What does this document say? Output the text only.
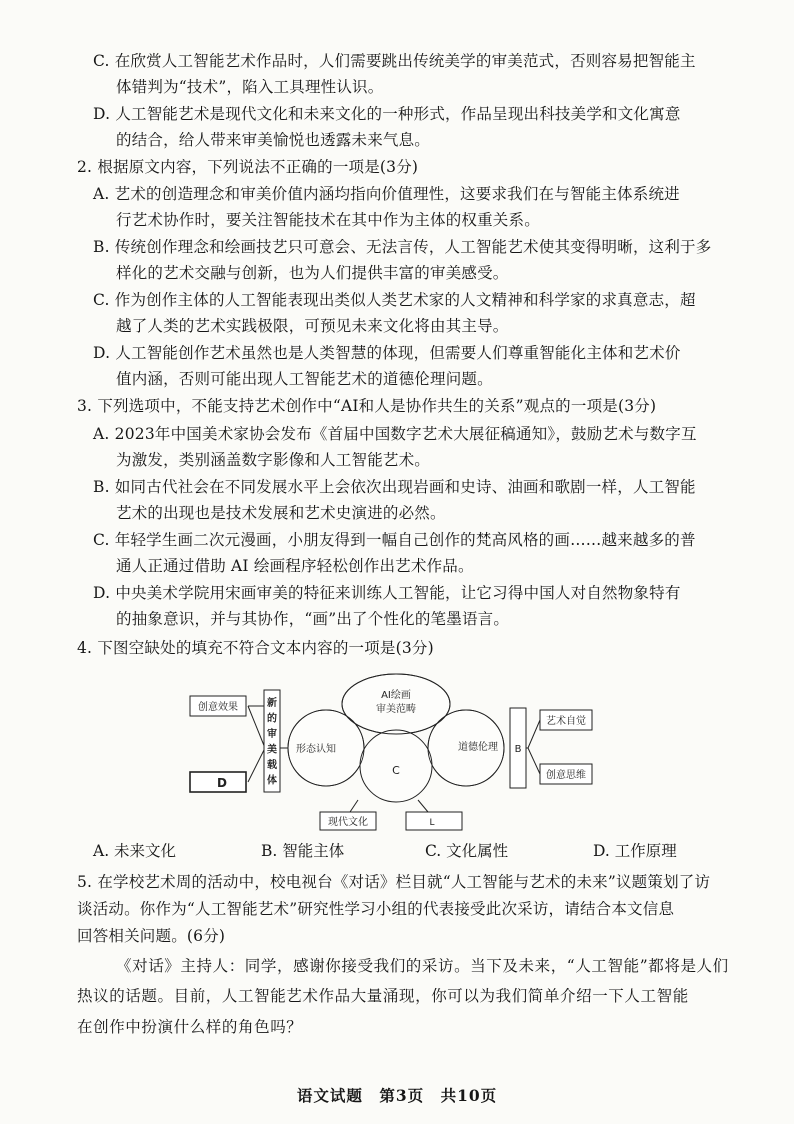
C. 在欣赏人工智能艺术作品时，人们需要跳出传统美学的审美范式，否则容易把智能主
体错判为“技术”，陷入工具理性认识。
D. 人工智能艺术是现代文化和未来文化的一种形式，作品呈现出科技美学和文化寓意
的结合，给人带来审美愉悦也透露未来气息。
2. 根据原文内容，下列说法不正确的一项是(3分)
A. 艺术的创造理念和审美价值内涵均指向价值理性，这要求我们在与智能主体系统进
行艺术协作时，要关注智能技术在其中作为主体的权重关系。
B. 传统创作理念和绘画技艺只可意会、无法言传，人工智能艺术使其变得明晰，这利于多
样化的艺术交融与创新，也为人们提供丰富的审美感受。
C. 作为创作主体的人工智能表现出类似人类艺术家的人文精神和科学家的求真意志，超
越了人类的艺术实践极限，可预见未来文化将由其主导。
D. 人工智能创作艺术虽然也是人类智慧的体现，但需要人们尊重智能化主体和艺术价
值内涵，否则可能出现人工智能艺术的道德伦理问题。
3. 下列选项中，不能支持艺术创作中“AI和人是协作共生的关系”观点的一项是(3分)
A. 2023年中国美术家协会发布《首届中国数字艺术大展征稿通知》，鼓励艺术与数字互
为激发，类别涵盖数字影像和人工智能艺术。
B. 如同古代社会在不同发展水平上会依次出现岩画和史诗、油画和歌剧一样，人工智能
艺术的出现也是技术发展和艺术史演进的必然。
C. 年轻学生画二次元漫画，小朋友得到一幅自己创作的梵高风格的画……越来越多的普
通人正通过借助 AI 绘画程序轻松创作出艺术作品。
D. 中央美术学院用宋画审美的特征来训练人工智能，让它习得中国人对自然物象特有
的抽象意识，并与其协作，“画”出了个性化的笔墨语言。
4. 下图空缺处的填充不符合文本内容的一项是(3分)
创意效果
D
新
的
审
美
载
体
AI绘画
审美范畴
形态认知	道德伦理
C
B
艺术自觉
创意思维
现代文化	L
A. 未来文化	B. 智能主体	C. 文化属性	D. 工作原理
5. 在学校艺术周的活动中，校电视台《对话》栏目就“人工智能与艺术的未来”议题策划了访
谈活动。你作为“人工智能艺术”研究性学习小组的代表接受此次采访，请结合本文信息
回答相关问题。(6分)
《对话》主持人：同学，感谢你接受我们的采访。当下及未来，“人工智能”都将是人们
热议的话题。目前，人工智能艺术作品大量涌现，你可以为我们简单介绍一下人工智能
在创作中扮演什么样的角色吗？
语文试题　第3页　共10页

==============================

- _Requirements_
Every entry should be returned exactly as written, minus the pictures.

- _The answer_
What does this document say? Output the text only.
C. 在欣赏人工智能艺术作品时，人们需要跳出传统美学的审美范式，否则容易把智能主
体错判为“技术”，陷入工具理性认识。
D. 人工智能艺术是现代文化和未来文化的一种形式，作品呈现出科技美学和文化寓意
的结合，给人带来审美愉悦也透露未来气息。
2. 根据原文内容，下列说法不正确的一项是(3分)
A. 艺术的创造理念和审美价值内涵均指向价值理性，这要求我们在与智能主体系统进
行艺术协作时，要关注智能技术在其中作为主体的权重关系。
B. 传统创作理念和绘画技艺只可意会、无法言传，人工智能艺术使其变得明晰，这利于多
样化的艺术交融与创新，也为人们提供丰富的审美感受。
C. 作为创作主体的人工智能表现出类似人类艺术家的人文精神和科学家的求真意志，超
越了人类的艺术实践极限，可预见未来文化将由其主导。
D. 人工智能创作艺术虽然也是人类智慧的体现，但需要人们尊重智能化主体和艺术价
值内涵，否则可能出现人工智能艺术的道德伦理问题。
3. 下列选项中，不能支持艺术创作中“AI和人是协作共生的关系”观点的一项是(3分)
A. 2023年中国美术家协会发布《首届中国数字艺术大展征稿通知》，鼓励艺术与数字互
为激发，类别涵盖数字影像和人工智能艺术。
B. 如同古代社会在不同发展水平上会依次出现岩画和史诗、油画和歌剧一样，人工智能
艺术的出现也是技术发展和艺术史演进的必然。
C. 年轻学生画二次元漫画，小朋友得到一幅自己创作的梵高风格的画……越来越多的普
通人正通过借助 AI 绘画程序轻松创作出艺术作品。
D. 中央美术学院用宋画审美的特征来训练人工智能，让它习得中国人对自然物象特有
的抽象意识，并与其协作，“画”出了个性化的笔墨语言。
4. 下图空缺处的填充不符合文本内容的一项是(3分)
创意效果
D
新
的
审
美
载
体
AI绘画
审美范畴
形态认知	道德伦理
C
B
艺术自觉
创意思维
现代文化	L
A. 未来文化	B. 智能主体	C. 文化属性	D. 工作原理
5. 在学校艺术周的活动中，校电视台《对话》栏目就“人工智能与艺术的未来”议题策划了访
谈活动。你作为“人工智能艺术”研究性学习小组的代表接受此次采访，请结合本文信息
回答相关问题。(6分)
《对话》主持人：同学，感谢你接受我们的采访。当下及未来，“人工智能”都将是人们
热议的话题。目前，人工智能艺术作品大量涌现，你可以为我们简单介绍一下人工智能
在创作中扮演什么样的角色吗？
语文试题　第3页　共10页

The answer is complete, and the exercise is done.